■ WHAT YOU ARE ASKED TO DO: Identify each line below that contains the word "GCRED", and copy it out.

══ MATERIAL FOR THIS TASK

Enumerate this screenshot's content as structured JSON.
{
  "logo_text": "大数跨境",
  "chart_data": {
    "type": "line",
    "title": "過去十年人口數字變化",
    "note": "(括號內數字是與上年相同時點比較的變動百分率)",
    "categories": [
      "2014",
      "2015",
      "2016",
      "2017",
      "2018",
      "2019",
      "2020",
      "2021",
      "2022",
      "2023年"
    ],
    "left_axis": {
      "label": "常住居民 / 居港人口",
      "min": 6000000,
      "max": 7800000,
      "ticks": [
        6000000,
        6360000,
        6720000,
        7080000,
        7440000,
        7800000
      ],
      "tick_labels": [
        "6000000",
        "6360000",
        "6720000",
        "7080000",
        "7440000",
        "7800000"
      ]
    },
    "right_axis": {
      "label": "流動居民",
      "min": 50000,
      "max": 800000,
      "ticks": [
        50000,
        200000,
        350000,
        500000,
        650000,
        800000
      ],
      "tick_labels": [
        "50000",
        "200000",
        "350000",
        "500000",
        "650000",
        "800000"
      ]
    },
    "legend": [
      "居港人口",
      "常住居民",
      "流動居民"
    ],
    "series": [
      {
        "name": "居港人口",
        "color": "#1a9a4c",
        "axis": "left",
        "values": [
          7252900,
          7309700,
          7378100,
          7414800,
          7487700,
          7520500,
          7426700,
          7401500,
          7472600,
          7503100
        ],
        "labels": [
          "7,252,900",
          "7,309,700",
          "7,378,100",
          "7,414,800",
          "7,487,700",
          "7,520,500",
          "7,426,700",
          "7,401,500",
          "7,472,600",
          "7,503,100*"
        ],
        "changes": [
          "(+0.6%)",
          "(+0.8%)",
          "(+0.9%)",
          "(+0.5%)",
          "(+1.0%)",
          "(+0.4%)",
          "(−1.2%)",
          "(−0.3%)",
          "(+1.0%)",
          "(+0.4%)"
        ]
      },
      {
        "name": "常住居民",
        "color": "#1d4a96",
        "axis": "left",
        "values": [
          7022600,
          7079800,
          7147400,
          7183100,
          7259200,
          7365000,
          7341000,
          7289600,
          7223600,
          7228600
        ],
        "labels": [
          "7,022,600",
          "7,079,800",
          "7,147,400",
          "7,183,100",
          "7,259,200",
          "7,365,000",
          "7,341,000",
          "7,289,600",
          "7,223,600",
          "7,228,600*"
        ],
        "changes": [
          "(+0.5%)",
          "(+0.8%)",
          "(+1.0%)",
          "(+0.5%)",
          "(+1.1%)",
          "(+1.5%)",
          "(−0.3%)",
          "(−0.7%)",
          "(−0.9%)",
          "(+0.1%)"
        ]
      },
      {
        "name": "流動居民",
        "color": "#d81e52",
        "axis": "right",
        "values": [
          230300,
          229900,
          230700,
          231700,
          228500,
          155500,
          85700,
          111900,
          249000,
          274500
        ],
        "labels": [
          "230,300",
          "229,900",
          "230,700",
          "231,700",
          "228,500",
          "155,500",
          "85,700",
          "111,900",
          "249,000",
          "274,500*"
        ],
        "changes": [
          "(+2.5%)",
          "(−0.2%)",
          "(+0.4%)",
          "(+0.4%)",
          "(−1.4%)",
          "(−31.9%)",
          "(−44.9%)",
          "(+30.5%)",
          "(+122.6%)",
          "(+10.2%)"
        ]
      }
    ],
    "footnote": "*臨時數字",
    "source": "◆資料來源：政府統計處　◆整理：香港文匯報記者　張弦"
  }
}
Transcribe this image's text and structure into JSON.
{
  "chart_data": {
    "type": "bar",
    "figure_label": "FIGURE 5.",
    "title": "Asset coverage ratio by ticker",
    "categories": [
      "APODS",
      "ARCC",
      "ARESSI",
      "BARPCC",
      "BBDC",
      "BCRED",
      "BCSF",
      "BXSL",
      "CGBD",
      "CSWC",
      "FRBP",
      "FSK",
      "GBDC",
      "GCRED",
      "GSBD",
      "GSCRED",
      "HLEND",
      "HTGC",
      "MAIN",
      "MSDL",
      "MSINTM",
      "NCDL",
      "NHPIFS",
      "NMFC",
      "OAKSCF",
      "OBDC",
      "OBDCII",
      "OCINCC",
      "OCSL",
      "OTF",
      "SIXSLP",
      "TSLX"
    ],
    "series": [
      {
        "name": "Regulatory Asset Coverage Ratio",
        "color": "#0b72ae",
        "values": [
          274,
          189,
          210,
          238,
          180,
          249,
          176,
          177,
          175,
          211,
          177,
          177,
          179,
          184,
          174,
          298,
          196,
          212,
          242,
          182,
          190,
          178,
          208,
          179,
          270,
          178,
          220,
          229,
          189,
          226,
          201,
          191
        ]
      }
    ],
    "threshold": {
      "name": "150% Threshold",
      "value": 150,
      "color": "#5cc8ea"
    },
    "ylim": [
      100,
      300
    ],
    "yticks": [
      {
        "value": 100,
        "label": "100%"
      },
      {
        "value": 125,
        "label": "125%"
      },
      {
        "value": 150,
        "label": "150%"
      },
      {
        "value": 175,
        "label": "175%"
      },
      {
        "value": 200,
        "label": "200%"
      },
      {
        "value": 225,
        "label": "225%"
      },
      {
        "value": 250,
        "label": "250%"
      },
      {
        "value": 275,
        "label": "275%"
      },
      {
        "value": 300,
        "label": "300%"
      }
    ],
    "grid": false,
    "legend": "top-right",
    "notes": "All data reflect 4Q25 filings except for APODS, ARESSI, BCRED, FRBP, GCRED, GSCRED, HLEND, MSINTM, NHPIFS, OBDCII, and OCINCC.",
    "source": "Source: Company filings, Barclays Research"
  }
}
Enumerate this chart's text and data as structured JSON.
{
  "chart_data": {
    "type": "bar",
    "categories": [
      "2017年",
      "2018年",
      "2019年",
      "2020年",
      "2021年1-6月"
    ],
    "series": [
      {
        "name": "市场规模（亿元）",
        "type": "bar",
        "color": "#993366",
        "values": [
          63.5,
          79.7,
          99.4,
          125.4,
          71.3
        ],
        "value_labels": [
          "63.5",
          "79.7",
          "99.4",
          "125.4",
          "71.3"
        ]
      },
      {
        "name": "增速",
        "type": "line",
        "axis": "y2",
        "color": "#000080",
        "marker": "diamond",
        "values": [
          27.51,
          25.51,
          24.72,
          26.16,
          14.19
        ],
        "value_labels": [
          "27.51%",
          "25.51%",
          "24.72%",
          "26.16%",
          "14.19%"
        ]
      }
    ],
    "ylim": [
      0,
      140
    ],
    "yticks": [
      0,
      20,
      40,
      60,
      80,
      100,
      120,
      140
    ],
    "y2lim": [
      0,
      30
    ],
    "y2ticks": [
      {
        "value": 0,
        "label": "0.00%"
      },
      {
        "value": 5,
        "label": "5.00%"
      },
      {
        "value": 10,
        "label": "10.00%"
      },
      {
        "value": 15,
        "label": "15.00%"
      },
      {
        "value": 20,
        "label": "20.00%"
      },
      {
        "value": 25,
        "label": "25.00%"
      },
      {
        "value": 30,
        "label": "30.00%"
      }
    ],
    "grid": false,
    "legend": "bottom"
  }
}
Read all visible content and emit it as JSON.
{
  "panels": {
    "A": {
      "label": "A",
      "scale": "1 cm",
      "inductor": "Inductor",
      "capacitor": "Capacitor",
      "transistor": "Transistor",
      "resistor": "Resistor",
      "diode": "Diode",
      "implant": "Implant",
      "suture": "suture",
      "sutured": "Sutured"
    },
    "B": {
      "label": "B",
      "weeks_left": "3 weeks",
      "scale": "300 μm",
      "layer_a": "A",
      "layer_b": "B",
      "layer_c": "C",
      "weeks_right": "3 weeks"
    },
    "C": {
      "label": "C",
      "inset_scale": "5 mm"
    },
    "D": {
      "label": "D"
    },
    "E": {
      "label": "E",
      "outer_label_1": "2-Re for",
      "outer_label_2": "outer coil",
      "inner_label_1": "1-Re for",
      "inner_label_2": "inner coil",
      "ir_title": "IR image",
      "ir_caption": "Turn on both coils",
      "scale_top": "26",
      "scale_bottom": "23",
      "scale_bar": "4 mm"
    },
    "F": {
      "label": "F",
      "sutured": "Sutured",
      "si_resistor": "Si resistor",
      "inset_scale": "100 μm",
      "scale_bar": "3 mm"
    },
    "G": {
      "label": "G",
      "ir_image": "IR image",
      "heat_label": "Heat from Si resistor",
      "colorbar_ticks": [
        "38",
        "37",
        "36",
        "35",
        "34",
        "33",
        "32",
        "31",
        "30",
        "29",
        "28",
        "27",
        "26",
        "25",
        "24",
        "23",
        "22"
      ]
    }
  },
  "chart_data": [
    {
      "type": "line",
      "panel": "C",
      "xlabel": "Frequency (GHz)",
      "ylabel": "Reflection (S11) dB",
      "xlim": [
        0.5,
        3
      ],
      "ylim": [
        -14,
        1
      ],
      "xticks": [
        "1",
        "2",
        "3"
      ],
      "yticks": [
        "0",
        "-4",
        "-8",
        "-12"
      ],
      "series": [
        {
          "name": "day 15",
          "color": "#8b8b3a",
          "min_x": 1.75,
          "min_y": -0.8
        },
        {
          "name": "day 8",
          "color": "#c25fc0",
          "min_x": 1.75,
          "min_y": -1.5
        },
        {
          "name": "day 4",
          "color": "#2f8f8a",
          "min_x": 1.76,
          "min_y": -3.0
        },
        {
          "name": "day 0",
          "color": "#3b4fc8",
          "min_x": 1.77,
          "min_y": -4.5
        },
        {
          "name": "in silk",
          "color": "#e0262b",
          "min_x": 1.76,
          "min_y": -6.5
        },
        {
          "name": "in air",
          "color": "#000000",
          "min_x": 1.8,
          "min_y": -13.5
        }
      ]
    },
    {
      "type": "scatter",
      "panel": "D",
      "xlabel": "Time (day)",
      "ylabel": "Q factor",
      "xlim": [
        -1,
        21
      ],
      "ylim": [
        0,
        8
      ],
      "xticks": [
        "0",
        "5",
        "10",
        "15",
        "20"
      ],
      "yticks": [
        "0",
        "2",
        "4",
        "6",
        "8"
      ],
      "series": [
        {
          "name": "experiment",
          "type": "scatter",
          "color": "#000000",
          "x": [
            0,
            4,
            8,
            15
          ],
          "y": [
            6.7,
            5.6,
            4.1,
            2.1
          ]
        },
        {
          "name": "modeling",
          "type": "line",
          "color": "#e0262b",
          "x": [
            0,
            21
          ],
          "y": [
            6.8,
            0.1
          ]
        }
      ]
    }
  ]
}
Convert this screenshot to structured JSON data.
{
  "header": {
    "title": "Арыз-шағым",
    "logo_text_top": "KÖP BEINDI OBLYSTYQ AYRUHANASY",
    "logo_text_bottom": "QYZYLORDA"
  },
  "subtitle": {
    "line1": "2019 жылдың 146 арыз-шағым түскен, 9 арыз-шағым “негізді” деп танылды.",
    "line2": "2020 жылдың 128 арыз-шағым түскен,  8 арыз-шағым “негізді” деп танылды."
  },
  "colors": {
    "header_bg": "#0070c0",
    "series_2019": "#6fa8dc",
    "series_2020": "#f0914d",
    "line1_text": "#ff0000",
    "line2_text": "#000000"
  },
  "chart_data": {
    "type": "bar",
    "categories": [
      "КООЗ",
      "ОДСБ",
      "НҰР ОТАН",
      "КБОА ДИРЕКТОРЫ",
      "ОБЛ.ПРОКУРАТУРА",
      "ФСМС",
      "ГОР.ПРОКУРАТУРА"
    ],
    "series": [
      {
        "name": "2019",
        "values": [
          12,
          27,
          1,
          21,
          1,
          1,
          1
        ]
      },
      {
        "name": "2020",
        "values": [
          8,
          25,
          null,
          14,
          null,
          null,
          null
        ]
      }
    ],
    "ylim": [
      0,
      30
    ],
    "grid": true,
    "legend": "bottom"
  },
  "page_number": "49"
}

════

■ FULL OUTPUT:
      "GCRED",
    "notes": "All data reflect 4Q25 filings except for APODS, ARESSI, BCRED, FRBP, GCRED, GSCRED, HLEND, MSINTM, NHPIFS, OBDCII, and OCINCC.",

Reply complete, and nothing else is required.